PhillyDeals: Business leaders vying to be Penn State trustees

Albert Lord, the ex-Sallie Mae chair running to be a Penn State trustee, has a lot of company.
Albert Lord, the ex-Sallie Mae chair running to be a Penn State trustee, has a lot of company. (Bloomberg)
Posted: March 24, 2014

Since I wrote about ex- Sallie Mae CEO Albert Lord running as an extra-qualified Penn State alumni trustee candidate - who better than a guy who tamed Washington and Wall Street while collecting America's tuition for 30 years? - I've heard from other business leaders hunting for seats in the balloting from April 10 to May 9.

Lord was endorsed last week by Penn Staters for Responsible Stewardship (PS4RS), which elected trustees the last two years on a platform objecting that the board copped too easily in the 2011 Jerry Sandusky child sex-abuse scandal to the stern criticisms of the Louis Freeh report, the costly NCAA sanctions, and the de-sanctification of the late football coach Joe Paterno.

Also favored by PS4RS are ex-State Sen. Robert Jubelirer and St. John's University prof Alice Pope.

Against them - among others - is the Upward State slate, backed by insiders, including three past heads of the Penn State alumni association. (Which made $30 million in 1994-2010 selling alumni addresses to a credit card bank where Freeh was a boss. Small world.)

Upward State nominee Julie McHugh, who recently stepped down as chief operating officer at what is now Endo International, said her group is "trying to represent a more positive point of view" than the "backward-looking" PS4RS. She's running with Hilton Worldwide hiring chief Matt Schuyler and PricewaterhouseCoopers consultant Dan Cocco.

What do they want? More taxpayer aid, for one thing: State subsidies have been going "the wrong direction." College aid offers "a pretty solid return on investment" by the public, McHugh told me.

Could online classes cut expenses? They should supplement, not replace, classrooms, McHugh says - though she'll support "restructuring" if new Penn State president Eric J. Barron recommends it.

How's the endowment? McHugh says she's looking forward to learning more about that. She hopes more will go to student aid, not just buildings named for donors.

(Penn State says it has increased "transparency" - but the university still doesn't disclose how each hired money manager performs, or what it pays them - data routinely reported by the state employees' and teachers' retirement systems.)

Joel Myers, Ph.D., founder and boss at AccuWeather, is the only alumni trustee seeking reelection. Just like Lord, he's a Philly boy and public-school grad who attended Penn State Abington and the Main Campus. Then he became a prof, stayed 20 years while building his business, quit in 1981 to run it, ran for the board, and was reelected to 10 more three-year terms.

If Penn State needed fixing, wasn't Myers part of the problem? "I've always been a reformer," he told me. "I pushed for changes in the right direction in 2003. They were not adopted."

Why wasn't he more effective? Too much confidence in the boss: " Graham Spanier was considered one of the top two or three university presidents" by his peers. "But he probably had more authority than he should have."

Did the board go too far? "People don't realize" the threat to funding, accreditation, survival, Myers said. He admits "there were problems here, and they emanated from the football area." But "do we want to look back and keep figuring out what we did right and what we did wrong? Or do we want to look at the future?"

Sounds like Upward State. "I agree with virtually everything they say," Myers told me. "But people I trust think I should serve another three years, because of the active role I play, the institutional knowledge, and the fact so many board members are new."

I asked alumni trustee Ira Lubert, a Philadelphia investor (Penn State is a client), why he's not running again. "It's time for new blood on the Penn State board - on any board," he told me. "That's why I got off, after 10 years."

- [Page segmentation data]:

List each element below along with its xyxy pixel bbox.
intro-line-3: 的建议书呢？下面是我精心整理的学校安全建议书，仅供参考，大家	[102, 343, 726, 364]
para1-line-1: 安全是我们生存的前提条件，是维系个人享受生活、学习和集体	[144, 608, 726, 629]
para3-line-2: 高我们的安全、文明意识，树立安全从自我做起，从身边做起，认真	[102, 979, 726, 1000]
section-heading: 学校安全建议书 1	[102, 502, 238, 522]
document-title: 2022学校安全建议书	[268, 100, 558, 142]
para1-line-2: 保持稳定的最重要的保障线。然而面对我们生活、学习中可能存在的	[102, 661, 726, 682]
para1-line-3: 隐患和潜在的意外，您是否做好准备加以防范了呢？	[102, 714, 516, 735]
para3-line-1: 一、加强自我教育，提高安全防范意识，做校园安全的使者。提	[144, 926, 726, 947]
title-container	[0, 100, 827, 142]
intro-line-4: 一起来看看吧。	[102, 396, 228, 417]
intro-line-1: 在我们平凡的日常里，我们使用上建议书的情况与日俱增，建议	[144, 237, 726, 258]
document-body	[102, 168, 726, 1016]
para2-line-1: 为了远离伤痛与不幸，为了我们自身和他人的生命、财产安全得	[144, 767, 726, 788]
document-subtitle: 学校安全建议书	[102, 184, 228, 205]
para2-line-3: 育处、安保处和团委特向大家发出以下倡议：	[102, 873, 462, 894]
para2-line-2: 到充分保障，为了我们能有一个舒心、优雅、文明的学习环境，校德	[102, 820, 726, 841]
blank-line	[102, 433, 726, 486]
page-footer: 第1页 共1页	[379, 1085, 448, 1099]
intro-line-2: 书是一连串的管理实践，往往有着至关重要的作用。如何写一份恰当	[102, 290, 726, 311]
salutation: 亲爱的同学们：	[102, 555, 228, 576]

- [Description of the task]: According to the PhillyDeals column, which alumni trustee is the only one seeking reelection? These records come from a different source than the PhillyDeals column.

- [Completed exercise]: Joel Myers, founder of AccuWeather.